The request:
Select and copy out every line in the records containing "firewood".

:::

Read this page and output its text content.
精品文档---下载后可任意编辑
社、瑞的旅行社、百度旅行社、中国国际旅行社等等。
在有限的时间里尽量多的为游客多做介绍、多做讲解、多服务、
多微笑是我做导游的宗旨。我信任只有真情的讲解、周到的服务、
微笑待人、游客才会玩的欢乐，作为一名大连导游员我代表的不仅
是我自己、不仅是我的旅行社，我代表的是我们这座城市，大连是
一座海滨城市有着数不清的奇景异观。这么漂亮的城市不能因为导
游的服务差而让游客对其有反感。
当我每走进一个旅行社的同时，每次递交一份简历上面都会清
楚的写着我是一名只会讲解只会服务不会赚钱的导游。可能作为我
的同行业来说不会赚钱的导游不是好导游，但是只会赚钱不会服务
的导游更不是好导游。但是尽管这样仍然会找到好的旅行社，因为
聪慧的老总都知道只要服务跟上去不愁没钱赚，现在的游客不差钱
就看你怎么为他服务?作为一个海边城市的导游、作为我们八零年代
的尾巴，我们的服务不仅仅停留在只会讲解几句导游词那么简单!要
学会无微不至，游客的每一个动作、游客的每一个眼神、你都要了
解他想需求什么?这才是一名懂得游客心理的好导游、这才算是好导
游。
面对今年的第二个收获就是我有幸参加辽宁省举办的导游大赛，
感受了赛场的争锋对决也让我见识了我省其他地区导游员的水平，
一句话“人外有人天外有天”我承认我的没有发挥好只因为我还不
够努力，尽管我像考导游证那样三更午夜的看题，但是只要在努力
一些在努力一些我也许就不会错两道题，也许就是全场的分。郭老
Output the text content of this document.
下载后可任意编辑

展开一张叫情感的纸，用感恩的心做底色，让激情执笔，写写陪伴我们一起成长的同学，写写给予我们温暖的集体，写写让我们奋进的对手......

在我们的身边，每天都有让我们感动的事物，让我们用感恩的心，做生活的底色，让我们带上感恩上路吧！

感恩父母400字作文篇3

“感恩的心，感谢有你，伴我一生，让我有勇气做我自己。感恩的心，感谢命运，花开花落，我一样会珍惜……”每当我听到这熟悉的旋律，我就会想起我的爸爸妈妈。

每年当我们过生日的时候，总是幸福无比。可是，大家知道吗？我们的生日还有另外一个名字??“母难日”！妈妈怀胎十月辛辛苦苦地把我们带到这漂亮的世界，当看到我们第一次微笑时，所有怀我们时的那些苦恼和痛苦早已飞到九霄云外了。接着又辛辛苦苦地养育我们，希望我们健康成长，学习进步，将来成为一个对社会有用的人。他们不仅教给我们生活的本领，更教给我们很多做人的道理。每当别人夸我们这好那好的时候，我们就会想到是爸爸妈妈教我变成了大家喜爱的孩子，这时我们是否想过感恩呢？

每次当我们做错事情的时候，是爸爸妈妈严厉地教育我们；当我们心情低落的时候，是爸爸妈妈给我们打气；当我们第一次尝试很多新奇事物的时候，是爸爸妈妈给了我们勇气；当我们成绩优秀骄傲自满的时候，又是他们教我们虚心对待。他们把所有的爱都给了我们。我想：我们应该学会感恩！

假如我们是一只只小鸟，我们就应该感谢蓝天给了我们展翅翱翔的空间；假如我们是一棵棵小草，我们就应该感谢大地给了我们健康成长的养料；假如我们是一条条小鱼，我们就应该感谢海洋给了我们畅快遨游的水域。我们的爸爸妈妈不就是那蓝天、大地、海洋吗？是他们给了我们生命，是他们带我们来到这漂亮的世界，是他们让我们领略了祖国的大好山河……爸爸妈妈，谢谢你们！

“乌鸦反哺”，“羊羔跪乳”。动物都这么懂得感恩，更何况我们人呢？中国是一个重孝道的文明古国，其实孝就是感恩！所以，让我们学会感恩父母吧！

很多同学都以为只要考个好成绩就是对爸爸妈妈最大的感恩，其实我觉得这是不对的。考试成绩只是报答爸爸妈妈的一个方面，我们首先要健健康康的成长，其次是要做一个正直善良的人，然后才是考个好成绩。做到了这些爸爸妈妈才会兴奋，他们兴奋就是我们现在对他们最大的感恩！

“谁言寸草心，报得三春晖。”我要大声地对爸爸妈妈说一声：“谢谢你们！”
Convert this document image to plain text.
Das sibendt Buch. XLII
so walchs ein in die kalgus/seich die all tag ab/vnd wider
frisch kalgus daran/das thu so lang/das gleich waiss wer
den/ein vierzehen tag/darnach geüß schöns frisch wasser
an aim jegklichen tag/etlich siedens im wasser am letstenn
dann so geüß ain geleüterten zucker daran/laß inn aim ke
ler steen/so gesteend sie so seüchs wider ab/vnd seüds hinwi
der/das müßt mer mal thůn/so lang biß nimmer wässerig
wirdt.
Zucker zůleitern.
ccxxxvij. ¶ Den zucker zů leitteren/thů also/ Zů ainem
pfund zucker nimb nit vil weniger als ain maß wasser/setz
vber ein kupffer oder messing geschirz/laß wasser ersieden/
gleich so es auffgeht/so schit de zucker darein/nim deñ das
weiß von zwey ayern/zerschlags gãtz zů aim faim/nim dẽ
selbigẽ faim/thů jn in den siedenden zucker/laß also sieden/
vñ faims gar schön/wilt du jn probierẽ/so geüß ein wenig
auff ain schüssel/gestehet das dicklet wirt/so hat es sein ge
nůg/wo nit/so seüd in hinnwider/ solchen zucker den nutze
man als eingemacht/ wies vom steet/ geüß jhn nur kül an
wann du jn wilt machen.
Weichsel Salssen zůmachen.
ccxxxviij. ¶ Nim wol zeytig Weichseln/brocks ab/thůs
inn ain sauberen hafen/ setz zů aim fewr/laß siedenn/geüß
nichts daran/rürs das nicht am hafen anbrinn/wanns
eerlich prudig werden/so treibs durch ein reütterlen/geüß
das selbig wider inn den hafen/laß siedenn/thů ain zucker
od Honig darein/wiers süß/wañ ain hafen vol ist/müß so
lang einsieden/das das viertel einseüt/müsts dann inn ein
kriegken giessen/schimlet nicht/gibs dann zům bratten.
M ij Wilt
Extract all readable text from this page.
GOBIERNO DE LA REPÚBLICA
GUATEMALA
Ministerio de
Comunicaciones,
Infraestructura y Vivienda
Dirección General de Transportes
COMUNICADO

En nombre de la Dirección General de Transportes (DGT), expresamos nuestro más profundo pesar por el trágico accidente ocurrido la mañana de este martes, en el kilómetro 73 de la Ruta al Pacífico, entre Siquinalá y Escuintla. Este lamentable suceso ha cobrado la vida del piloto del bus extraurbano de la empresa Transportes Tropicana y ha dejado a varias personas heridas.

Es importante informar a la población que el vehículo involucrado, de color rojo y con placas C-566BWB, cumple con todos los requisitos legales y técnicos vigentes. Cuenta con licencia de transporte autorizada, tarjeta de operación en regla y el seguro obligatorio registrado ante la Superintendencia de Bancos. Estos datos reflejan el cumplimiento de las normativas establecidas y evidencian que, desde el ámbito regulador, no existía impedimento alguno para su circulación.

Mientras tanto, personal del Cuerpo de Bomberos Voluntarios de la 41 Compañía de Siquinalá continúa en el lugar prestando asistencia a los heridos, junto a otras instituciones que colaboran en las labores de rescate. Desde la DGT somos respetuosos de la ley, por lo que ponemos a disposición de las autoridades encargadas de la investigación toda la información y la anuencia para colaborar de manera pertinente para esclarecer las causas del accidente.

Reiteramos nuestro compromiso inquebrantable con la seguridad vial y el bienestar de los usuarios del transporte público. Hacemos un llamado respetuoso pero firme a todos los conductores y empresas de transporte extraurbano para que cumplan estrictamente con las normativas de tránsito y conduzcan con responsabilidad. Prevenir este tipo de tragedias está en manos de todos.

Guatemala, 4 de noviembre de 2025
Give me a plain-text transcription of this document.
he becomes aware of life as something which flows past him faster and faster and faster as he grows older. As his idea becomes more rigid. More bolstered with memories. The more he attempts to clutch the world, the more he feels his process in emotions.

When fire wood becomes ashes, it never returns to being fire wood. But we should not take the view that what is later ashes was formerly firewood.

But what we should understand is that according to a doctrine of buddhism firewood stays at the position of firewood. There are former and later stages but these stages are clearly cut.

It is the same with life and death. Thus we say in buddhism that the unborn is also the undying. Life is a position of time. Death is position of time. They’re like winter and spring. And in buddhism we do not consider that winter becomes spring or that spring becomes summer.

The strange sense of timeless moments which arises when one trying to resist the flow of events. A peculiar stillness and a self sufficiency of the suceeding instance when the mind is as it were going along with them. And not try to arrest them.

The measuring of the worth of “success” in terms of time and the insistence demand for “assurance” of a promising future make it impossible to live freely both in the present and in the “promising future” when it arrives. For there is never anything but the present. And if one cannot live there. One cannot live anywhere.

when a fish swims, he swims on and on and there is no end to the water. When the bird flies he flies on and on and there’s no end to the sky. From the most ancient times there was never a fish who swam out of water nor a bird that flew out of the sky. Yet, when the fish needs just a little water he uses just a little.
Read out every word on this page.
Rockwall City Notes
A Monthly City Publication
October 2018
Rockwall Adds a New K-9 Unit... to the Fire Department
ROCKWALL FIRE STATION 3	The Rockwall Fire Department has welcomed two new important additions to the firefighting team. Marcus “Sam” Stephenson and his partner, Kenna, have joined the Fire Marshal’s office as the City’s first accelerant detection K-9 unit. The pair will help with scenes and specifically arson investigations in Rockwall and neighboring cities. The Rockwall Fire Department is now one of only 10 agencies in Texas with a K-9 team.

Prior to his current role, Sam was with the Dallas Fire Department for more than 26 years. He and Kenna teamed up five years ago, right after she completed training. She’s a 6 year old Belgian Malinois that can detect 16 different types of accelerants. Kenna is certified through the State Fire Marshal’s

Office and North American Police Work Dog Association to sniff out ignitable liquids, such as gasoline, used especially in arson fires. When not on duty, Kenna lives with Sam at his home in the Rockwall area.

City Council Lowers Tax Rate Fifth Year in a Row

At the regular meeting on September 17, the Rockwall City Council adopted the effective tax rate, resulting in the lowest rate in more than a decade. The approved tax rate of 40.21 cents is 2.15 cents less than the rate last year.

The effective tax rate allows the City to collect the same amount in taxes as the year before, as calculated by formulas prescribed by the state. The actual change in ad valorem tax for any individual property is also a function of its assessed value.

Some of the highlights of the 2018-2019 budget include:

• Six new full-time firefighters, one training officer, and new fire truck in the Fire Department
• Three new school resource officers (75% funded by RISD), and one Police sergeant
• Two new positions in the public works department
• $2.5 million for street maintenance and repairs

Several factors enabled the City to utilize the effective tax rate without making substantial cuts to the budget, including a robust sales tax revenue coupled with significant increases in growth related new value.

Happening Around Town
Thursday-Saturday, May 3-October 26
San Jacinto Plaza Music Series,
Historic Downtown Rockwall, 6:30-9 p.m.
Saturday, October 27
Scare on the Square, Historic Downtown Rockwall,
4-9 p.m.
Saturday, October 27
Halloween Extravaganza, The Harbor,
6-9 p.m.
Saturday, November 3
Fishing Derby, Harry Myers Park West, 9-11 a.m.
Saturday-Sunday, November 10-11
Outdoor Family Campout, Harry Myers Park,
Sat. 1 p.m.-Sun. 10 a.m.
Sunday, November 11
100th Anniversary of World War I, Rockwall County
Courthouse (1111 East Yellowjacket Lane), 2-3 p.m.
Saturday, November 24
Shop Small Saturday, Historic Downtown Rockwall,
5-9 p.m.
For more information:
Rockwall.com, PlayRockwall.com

:::

Output:
When fire wood becomes ashes, it never returns to being fire wood. But we should not take the view that what is later ashes was formerly firewood.
But what we should understand is that according to a doctrine of buddhism firewood stays at the position of firewood. There are former and later stages but these stages are clearly cut.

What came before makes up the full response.